* [GIVEN EXERCISE] Print every entry word for word, but omit the pictures.

* [THE DATA]
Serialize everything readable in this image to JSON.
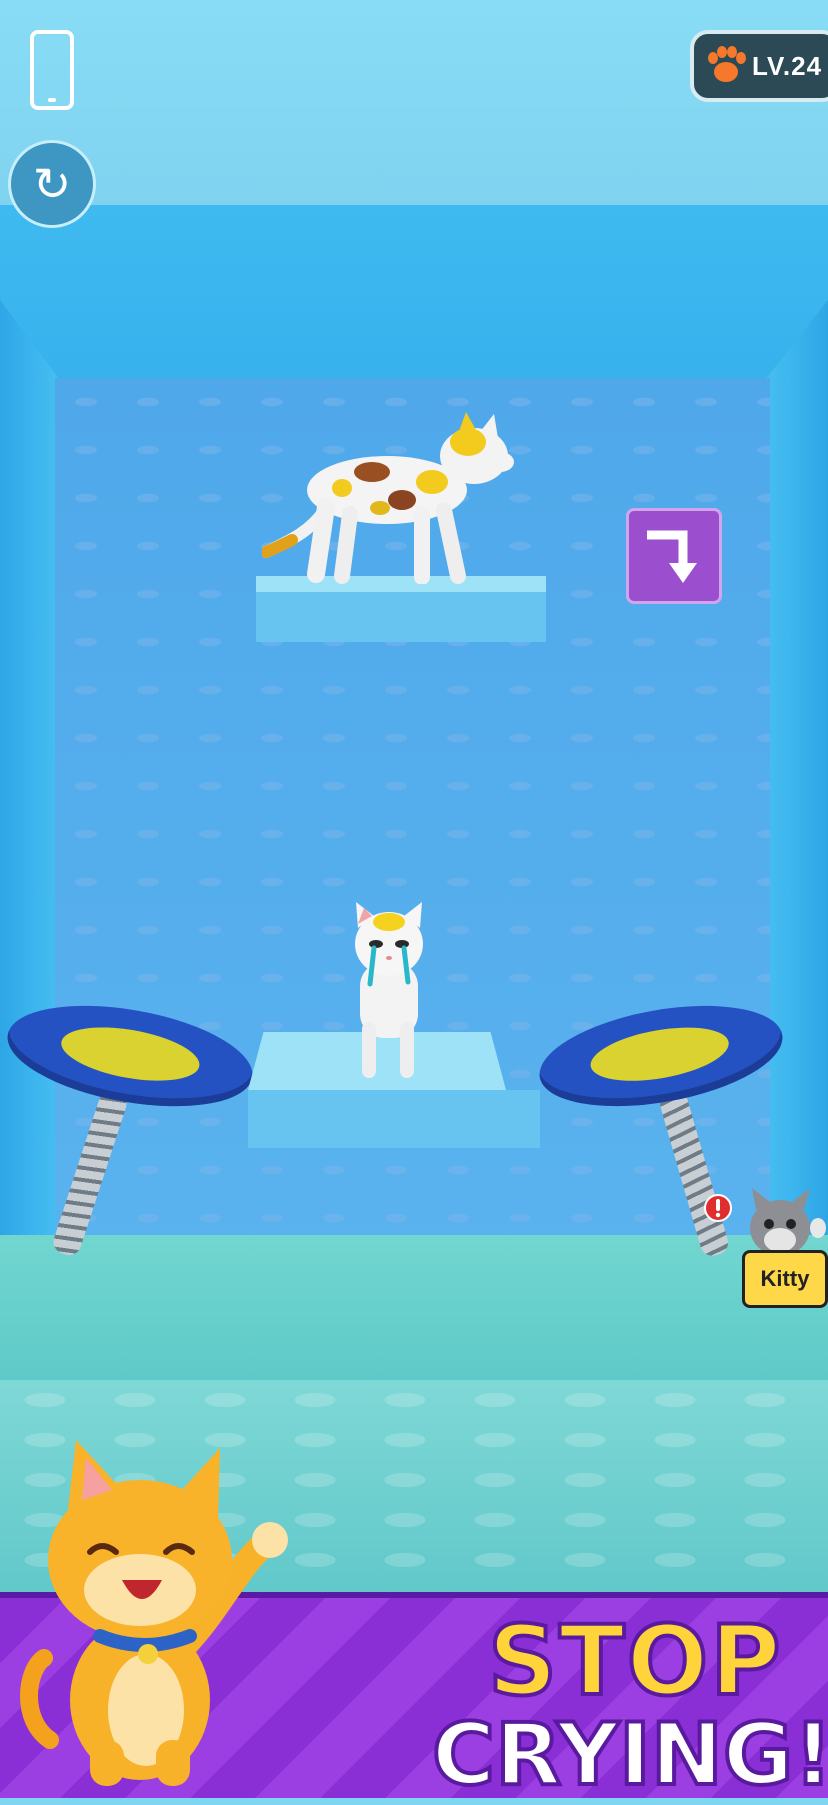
{
  "hud": {
    "orientation_icon": "phone-portrait-icon",
    "restart_icon": "restart-icon",
    "level_icon": "paw-icon",
    "level_label": "LV.24"
  },
  "scene": {
    "direction_tile_icon": "turn-down-arrow-icon",
    "player_cat": "calico-cat",
    "crying_cat": "white-crying-cat",
    "left_trampoline": "trampoline",
    "right_trampoline": "trampoline",
    "floor": "water",
    "colors": {
      "wall": "#4fa8ea",
      "water": "#6fd3cf",
      "trampoline_rim": "#2552c2",
      "trampoline_pad": "#d9d230",
      "tile": "#9b4fcf"
    }
  },
  "notification": {
    "alert_icon": "exclamation-icon",
    "name_label": "Kitty"
  },
  "banner": {
    "line1": "STOP",
    "line2": "CRYING!",
    "mascot": "orange-cartoon-cat",
    "colors": {
      "stripe": "#8a2fd6",
      "line1": "#ffd43a",
      "line2": "#ffffff"
    }
  }
}
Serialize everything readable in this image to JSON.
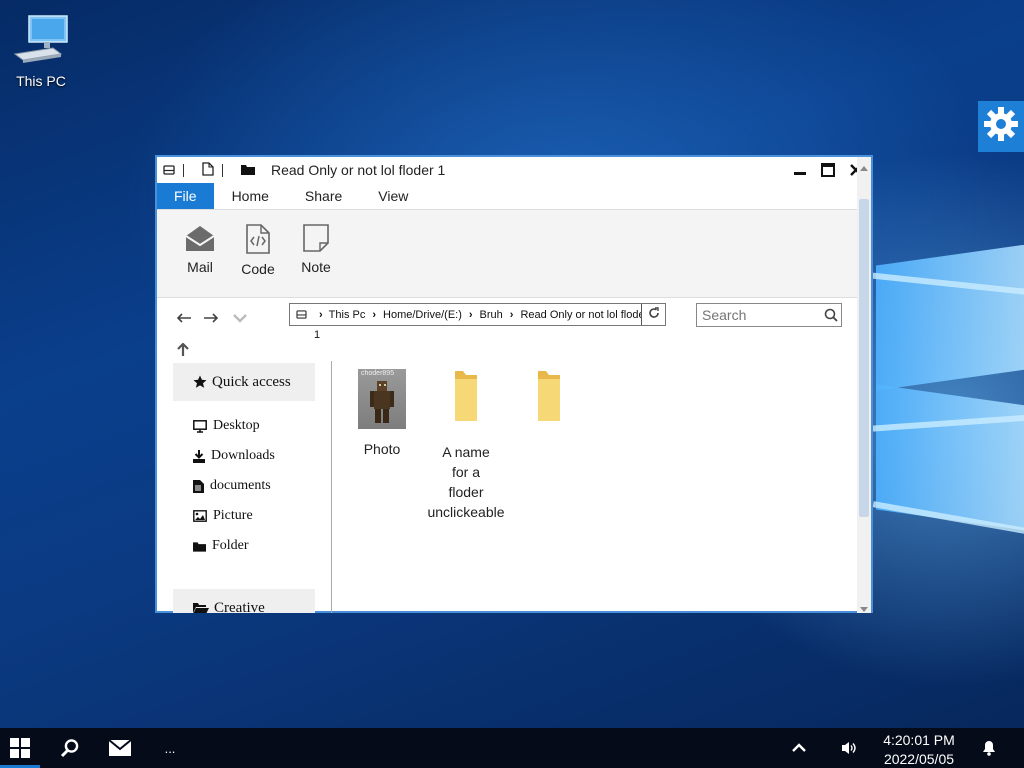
{
  "desktop": {
    "icon_label": "This PC"
  },
  "window": {
    "title": "Read Only or not lol floder 1",
    "minimize_glyph": "▬",
    "maximize_glyph": "▣",
    "close_glyph": "✕"
  },
  "menu": {
    "items": [
      "File",
      "Home",
      "Share",
      "View"
    ]
  },
  "ribbon": {
    "mail": "Mail",
    "code": "Code",
    "note": "Note"
  },
  "address": {
    "crumbs": [
      "This Pc",
      "Home/Drive/(E:)",
      "Bruh",
      "Read Only or not lol floder"
    ],
    "overflow": "1"
  },
  "search": {
    "placeholder": "Search"
  },
  "sidebar": {
    "quick_access": "Quick access",
    "items": [
      "Desktop",
      "Downloads",
      "documents",
      "Picture",
      "Folder"
    ],
    "creative": "Creative"
  },
  "files": [
    {
      "name": "Photo",
      "icon": "photo-thumbnail",
      "thumb_text": "choder895"
    },
    {
      "name": "A name for a floder unclickeable",
      "lines": [
        "A name",
        "for a",
        "floder",
        "unclickeable"
      ],
      "icon": "folder-icon"
    },
    {
      "name": "",
      "icon": "folder-icon"
    }
  ],
  "taskbar": {
    "more": "...",
    "time": "4:20:01 PM",
    "date": "2022/05/05"
  },
  "colors": {
    "accent": "#1a7bd4",
    "folder": "#f5d56a",
    "taskbar": "#050b18"
  }
}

* [OUTPUT FOR THIS EXERCISE]
Serialize everything readable in this image to JSON.
{
  "hud": {
    "orientation_icon": "phone-portrait-icon",
    "restart_icon": "restart-icon",
    "level_icon": "paw-icon",
    "level_label": "LV.24"
  },
  "scene": {
    "direction_tile_icon": "turn-down-arrow-icon",
    "player_cat": "calico-cat",
    "crying_cat": "white-crying-cat",
    "left_trampoline": "trampoline",
    "right_trampoline": "trampoline",
    "floor": "water",
    "colors": {
      "wall": "#4fa8ea",
      "water": "#6fd3cf",
      "trampoline_rim": "#2552c2",
      "trampoline_pad": "#d9d230",
      "tile": "#9b4fcf"
    }
  },
  "notification": {
    "alert_icon": "exclamation-icon",
    "name_label": "Kitty"
  },
  "banner": {
    "line1": "STOP",
    "line2": "CRYING!",
    "mascot": "orange-cartoon-cat",
    "colors": {
      "stripe": "#8a2fd6",
      "line1": "#ffd43a",
      "line2": "#ffffff"
    }
  }
}
Serialize everything readable in this image to JSON.
{
  "desktop": {
    "icon_label": "This PC"
  },
  "window": {
    "title": "Read Only or not lol floder 1",
    "minimize_glyph": "▬",
    "maximize_glyph": "▣",
    "close_glyph": "✕"
  },
  "menu": {
    "items": [
      "File",
      "Home",
      "Share",
      "View"
    ]
  },
  "ribbon": {
    "mail": "Mail",
    "code": "Code",
    "note": "Note"
  },
  "address": {
    "crumbs": [
      "This Pc",
      "Home/Drive/(E:)",
      "Bruh",
      "Read Only or not lol floder"
    ],
    "overflow": "1"
  },
  "search": {
    "placeholder": "Search"
  },
  "sidebar": {
    "quick_access": "Quick access",
    "items": [
      "Desktop",
      "Downloads",
      "documents",
      "Picture",
      "Folder"
    ],
    "creative": "Creative"
  },
  "files": [
    {
      "name": "Photo",
      "icon": "photo-thumbnail",
      "thumb_text": "choder895"
    },
    {
      "name": "A name for a floder unclickeable",
      "lines": [
        "A name",
        "for a",
        "floder",
        "unclickeable"
      ],
      "icon": "folder-icon"
    },
    {
      "name": "",
      "icon": "folder-icon"
    }
  ],
  "taskbar": {
    "more": "...",
    "time": "4:20:01 PM",
    "date": "2022/05/05"
  },
  "colors": {
    "accent": "#1a7bd4",
    "folder": "#f5d56a",
    "taskbar": "#050b18"
  }
}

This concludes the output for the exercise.